-------- Document passage --------

Recently i was asked if The Buddha taught atheism. I could not give a simple answer, because there is an erroneous presupposition in the question. Mahayana Buddhism teaches the existance of infinite Buddhas, or incarnations of Lokesvara or the Adi Buddha, who preach the Dharma according to time and circumstance. The Buddha of Theravadin (T) Buddhism is not the same as the Buddha of Mahayana (M) Buddhism. The Gautama, Sakyamuni, or Siddhartha Buddha of the Theravadin (Southern or 'Hinayana') Buddhists has been considered by them to be an 'awakened' man, the only Buddha, unique in world history to his time. This Sakya Buddha OF THE THERAVADINS definitely taught not only atheism, but voidism.. However, the SAKYAMUNI Buddha of the Mahayana Buddhists was originally considered to be the latest of infinite salvific incarnations of Vishnu (Lokesvara). Not only did He teach a transcendental theism, but He was always considered to be an incarnation of the Adi Purusha, Bhagavan, HRIH / Amitabha the Dharma Kaya, Adi Purusha, the ADI BUDDHA Himself. These M Buddhists (Sakyamuni worshipers) were indistinguishable from Vaishnavas throughout the range of Vaishnavism, and only became perceived as belonging to a separate religion (Buddhism) as their traditions spread outside of India.

-------- Dataset --------

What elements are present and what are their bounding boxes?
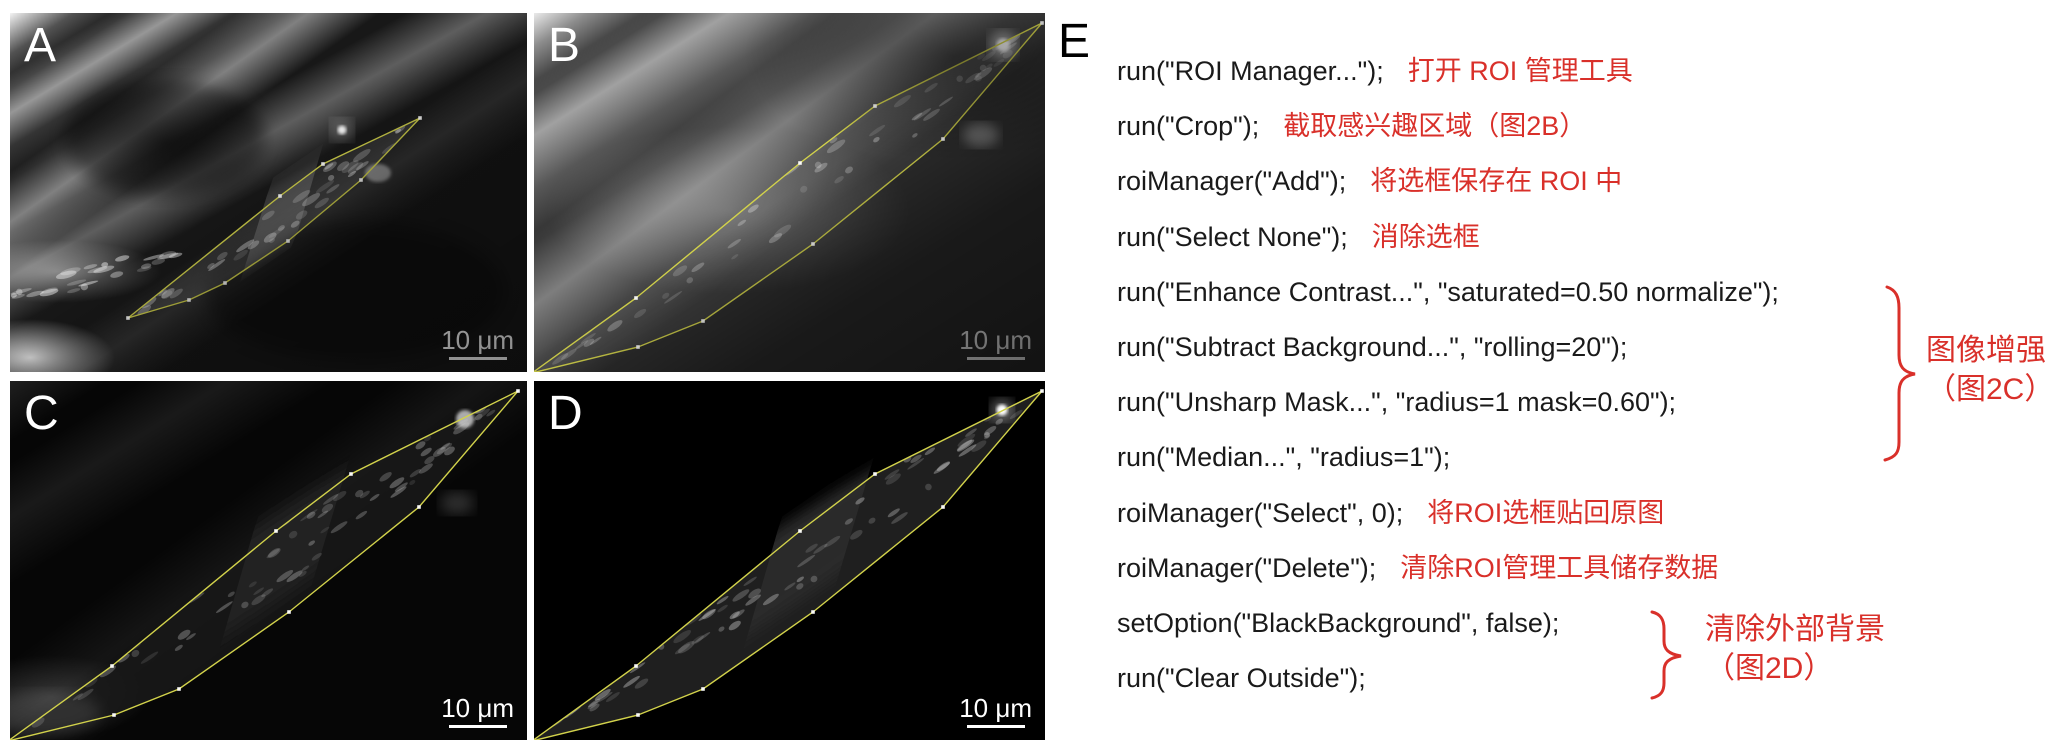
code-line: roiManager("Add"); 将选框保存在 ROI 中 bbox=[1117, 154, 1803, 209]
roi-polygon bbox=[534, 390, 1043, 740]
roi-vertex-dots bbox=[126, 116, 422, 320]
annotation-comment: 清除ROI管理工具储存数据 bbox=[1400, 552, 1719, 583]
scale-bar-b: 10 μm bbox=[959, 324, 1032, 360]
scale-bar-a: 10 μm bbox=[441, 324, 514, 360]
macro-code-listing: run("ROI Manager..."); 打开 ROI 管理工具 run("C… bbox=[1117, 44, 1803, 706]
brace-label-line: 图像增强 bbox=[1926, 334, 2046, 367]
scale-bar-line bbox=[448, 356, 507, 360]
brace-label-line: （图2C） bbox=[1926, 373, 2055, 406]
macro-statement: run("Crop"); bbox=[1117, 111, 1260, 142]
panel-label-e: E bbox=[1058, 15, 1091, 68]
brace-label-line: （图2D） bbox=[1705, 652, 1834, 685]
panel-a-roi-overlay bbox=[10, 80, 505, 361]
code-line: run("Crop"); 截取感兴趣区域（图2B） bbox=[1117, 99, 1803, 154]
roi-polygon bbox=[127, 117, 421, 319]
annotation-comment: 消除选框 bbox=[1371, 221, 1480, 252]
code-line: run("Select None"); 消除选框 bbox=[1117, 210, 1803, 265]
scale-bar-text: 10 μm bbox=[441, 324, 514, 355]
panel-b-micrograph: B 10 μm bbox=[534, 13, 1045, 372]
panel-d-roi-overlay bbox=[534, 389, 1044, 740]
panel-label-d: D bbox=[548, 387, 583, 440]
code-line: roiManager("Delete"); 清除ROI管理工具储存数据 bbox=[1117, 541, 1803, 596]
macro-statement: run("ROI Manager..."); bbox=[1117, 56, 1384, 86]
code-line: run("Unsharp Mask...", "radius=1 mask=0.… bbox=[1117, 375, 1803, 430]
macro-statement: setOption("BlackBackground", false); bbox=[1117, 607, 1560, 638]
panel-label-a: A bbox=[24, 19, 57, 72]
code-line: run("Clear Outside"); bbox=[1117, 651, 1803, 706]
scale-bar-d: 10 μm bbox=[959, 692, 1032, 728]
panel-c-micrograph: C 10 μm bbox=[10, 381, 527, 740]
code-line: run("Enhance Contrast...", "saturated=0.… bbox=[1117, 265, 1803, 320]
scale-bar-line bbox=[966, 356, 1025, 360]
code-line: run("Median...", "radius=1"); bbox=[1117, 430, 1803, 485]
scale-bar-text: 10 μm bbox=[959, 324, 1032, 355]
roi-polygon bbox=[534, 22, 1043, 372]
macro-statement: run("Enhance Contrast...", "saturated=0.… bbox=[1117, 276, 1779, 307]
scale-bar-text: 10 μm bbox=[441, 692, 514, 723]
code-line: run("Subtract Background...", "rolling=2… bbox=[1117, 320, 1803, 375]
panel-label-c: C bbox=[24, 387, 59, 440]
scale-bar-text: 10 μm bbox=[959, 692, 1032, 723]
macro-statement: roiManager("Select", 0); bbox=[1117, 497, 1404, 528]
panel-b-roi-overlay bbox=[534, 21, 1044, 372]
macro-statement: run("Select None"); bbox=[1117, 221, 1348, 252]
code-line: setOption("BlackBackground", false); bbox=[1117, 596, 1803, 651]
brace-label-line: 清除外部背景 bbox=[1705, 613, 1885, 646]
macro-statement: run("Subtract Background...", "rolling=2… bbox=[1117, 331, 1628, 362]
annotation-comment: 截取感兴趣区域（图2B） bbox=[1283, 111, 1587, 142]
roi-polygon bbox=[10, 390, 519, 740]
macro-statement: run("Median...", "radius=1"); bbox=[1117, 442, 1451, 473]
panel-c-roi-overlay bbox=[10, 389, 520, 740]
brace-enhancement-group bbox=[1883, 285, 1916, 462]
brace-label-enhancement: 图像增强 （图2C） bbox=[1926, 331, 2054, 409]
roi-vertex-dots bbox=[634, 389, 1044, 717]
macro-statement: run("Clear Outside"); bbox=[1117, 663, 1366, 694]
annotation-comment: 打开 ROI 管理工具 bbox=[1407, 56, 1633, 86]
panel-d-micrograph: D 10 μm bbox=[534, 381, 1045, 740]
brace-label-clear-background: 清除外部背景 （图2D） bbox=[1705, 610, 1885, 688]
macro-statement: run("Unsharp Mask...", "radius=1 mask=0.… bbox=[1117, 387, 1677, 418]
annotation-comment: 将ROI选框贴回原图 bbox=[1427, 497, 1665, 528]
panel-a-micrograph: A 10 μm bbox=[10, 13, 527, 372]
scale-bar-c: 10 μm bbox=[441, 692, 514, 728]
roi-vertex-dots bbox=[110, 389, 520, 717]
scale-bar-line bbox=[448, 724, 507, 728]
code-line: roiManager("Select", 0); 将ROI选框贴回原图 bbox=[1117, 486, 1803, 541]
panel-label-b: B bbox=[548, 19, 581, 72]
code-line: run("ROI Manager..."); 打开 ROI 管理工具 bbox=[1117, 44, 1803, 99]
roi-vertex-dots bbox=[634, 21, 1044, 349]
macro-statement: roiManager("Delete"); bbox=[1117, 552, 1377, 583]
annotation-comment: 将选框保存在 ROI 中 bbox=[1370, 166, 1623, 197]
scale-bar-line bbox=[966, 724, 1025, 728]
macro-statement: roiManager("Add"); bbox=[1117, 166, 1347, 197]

--------

**Exercise objective:** Print the passage on whether the Buddha taught atheism in full, word for word. This data has no connection to the passage on whether the Buddha taught atheism.

**The reply:**
Recently i was asked if The Buddha taught atheism. I could not give a simple answer, because there is an erroneous presupposition in the question. Mahayana Buddhism teaches the existance of infinite Buddhas, or incarnations of Lokesvara or the Adi Buddha, who preach the Dharma according to time and circumstance. The Buddha of Theravadin (T) Buddhism is not the same as the Buddha of Mahayana (M) Buddhism. The Gautama, Sakyamuni, or Siddhartha Buddha of the Theravadin (Southern or 'Hinayana') Buddhists has been considered by them to be an 'awakened' man, the only Buddha, unique in world history to his time. This Sakya Buddha OF THE THERAVADINS definitely taught not only atheism, but voidism.. However, the SAKYAMUNI Buddha of the Mahayana Buddhists was originally considered to be the latest of infinite salvific incarnations of Vishnu (Lokesvara). Not only did He teach a transcendental theism, but He was always considered to be an incarnation of the Adi Purusha, Bhagavan, HRIH / Amitabha the Dharma Kaya, Adi Purusha, the ADI BUDDHA Himself. These M Buddhists (Sakyamuni worshipers) were indistinguishable from Vaishnavas throughout the range of Vaishnavism, and only became perceived as belonging to a separate religion (Buddhism) as their traditions spread outside of India.